# Data entries
--- START ---

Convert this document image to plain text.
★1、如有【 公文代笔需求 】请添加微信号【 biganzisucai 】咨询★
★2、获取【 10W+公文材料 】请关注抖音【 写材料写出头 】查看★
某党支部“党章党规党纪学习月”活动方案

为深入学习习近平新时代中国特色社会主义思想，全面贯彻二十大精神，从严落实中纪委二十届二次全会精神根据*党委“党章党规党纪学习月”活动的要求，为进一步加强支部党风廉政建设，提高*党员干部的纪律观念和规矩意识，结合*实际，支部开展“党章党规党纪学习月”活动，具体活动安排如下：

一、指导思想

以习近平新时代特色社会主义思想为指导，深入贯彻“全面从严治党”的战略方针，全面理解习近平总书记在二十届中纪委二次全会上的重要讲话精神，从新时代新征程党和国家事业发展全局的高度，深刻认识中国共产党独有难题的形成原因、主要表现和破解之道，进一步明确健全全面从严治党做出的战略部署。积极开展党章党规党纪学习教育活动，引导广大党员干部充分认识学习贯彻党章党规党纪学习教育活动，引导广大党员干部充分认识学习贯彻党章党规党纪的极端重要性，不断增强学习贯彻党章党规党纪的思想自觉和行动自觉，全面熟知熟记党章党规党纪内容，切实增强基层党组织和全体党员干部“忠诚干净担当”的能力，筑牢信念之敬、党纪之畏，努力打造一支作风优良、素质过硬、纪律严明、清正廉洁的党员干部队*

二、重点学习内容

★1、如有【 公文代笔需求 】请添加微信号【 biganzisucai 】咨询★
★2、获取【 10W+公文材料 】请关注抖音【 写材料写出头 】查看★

--- END ---

# Problem to work on
Emit the full listing verbatim.

# Solution
Convert this document image to plain text.
★1、如有【 公文代笔需求 】请添加微信号【 biganzisucai 】咨询★
★2、获取【 10W+公文材料 】请关注抖音【 写材料写出头 】查看★
某党支部“党章党规党纪学习月”活动方案

为深入学习习近平新时代中国特色社会主义思想，全面贯彻二十大精神，从严落实中纪委二十届二次全会精神根据*党委“党章党规党纪学习月”活动的要求，为进一步加强支部党风廉政建设，提高*党员干部的纪律观念和规矩意识，结合*实际，支部开展“党章党规党纪学习月”活动，具体活动安排如下：

一、指导思想

以习近平新时代特色社会主义思想为指导，深入贯彻“全面从严治党”的战略方针，全面理解习近平总书记在二十届中纪委二次全会上的重要讲话精神，从新时代新征程党和国家事业发展全局的高度，深刻认识中国共产党独有难题的形成原因、主要表现和破解之道，进一步明确健全全面从严治党做出的战略部署。积极开展党章党规党纪学习教育活动，引导广大党员干部充分认识学习贯彻党章党规党纪学习教育活动，引导广大党员干部充分认识学习贯彻党章党规党纪的极端重要性，不断增强学习贯彻党章党规党纪的思想自觉和行动自觉，全面熟知熟记党章党规党纪内容，切实增强基层党组织和全体党员干部“忠诚干净担当”的能力，筑牢信念之敬、党纪之畏，努力打造一支作风优良、素质过硬、纪律严明、清正廉洁的党员干部队*

二、重点学习内容

★1、如有【 公文代笔需求 】请添加微信号【 biganzisucai 】咨询★
★2、获取【 10W+公文材料 】请关注抖音【 写材料写出头 】查看★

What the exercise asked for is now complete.